Data entries

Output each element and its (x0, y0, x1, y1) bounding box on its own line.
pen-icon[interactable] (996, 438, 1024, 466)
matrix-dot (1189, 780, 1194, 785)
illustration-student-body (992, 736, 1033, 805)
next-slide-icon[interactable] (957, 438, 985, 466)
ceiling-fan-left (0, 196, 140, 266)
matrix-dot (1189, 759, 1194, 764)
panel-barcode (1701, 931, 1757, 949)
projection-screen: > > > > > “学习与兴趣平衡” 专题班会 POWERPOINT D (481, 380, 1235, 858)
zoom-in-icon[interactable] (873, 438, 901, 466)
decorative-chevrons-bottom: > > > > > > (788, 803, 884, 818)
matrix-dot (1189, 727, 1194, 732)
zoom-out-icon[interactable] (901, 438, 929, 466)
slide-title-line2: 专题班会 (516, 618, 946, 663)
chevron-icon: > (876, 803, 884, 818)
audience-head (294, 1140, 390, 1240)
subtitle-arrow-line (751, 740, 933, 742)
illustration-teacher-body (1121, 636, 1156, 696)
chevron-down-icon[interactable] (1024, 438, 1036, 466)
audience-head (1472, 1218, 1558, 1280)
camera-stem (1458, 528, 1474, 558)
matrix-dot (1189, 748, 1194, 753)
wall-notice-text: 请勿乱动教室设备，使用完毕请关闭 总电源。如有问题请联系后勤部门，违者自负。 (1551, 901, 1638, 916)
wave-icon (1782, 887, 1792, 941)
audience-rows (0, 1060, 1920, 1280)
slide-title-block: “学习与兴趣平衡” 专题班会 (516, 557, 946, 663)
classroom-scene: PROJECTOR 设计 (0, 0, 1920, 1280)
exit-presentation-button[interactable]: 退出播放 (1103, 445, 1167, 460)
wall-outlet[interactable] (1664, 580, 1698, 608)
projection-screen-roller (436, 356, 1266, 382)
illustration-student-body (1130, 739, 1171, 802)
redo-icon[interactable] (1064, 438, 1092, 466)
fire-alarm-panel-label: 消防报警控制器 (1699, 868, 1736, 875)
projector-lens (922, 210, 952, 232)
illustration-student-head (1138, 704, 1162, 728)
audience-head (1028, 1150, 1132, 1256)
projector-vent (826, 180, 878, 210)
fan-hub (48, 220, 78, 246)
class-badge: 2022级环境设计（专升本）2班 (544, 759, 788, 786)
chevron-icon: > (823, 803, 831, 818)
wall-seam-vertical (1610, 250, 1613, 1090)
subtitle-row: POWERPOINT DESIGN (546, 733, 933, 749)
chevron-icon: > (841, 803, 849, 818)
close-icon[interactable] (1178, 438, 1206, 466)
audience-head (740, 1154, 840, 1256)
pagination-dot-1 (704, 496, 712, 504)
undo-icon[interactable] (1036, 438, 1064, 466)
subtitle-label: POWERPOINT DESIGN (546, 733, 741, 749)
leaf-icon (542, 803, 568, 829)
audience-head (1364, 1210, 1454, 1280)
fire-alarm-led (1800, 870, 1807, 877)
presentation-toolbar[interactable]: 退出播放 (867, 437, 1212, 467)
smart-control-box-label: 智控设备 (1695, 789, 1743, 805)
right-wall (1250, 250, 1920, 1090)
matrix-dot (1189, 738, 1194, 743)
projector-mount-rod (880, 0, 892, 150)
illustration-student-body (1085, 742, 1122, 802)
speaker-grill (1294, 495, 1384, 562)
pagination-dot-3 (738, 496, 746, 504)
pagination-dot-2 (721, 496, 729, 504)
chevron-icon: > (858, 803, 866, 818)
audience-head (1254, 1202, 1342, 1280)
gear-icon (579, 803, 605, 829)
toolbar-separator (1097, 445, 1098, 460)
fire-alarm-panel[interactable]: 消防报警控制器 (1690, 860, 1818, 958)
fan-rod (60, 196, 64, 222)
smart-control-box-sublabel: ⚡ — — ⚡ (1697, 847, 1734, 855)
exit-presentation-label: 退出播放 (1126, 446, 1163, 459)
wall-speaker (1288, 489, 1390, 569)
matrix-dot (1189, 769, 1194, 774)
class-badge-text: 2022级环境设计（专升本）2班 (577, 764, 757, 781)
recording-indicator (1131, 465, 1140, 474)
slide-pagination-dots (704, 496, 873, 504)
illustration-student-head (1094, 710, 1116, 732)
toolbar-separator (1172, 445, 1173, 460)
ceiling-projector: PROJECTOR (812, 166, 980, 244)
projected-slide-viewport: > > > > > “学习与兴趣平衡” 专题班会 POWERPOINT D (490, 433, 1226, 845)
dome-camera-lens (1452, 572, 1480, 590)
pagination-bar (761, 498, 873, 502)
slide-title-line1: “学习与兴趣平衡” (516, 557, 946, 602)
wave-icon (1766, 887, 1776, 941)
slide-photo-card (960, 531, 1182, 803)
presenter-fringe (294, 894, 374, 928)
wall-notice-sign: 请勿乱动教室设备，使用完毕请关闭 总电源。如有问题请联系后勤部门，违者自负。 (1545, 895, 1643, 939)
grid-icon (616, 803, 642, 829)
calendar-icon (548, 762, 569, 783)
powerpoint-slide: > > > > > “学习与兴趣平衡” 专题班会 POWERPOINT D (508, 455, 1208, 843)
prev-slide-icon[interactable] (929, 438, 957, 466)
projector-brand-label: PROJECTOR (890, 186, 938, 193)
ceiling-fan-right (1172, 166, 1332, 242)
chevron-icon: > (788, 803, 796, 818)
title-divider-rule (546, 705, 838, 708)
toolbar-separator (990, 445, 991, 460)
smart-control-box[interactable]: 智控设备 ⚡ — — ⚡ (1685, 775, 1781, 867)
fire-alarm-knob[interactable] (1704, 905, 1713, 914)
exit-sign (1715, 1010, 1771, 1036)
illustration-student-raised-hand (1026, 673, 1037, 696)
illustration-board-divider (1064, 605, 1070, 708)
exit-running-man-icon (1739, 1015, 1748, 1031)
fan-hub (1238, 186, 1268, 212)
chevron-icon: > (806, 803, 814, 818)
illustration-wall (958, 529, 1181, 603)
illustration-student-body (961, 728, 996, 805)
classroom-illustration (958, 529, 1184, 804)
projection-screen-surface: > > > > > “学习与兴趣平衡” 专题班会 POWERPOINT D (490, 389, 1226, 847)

§ **Do this**:
Which lines in the records above contain the string "body", with case counting? Pick out each one and copy it in full.

§ **Complete output**:
illustration-student-body (992, 736, 1033, 805)
illustration-teacher-body (1121, 636, 1156, 696)
illustration-student-body (1130, 739, 1171, 802)
illustration-student-body (1085, 742, 1122, 802)
illustration-student-body (961, 728, 996, 805)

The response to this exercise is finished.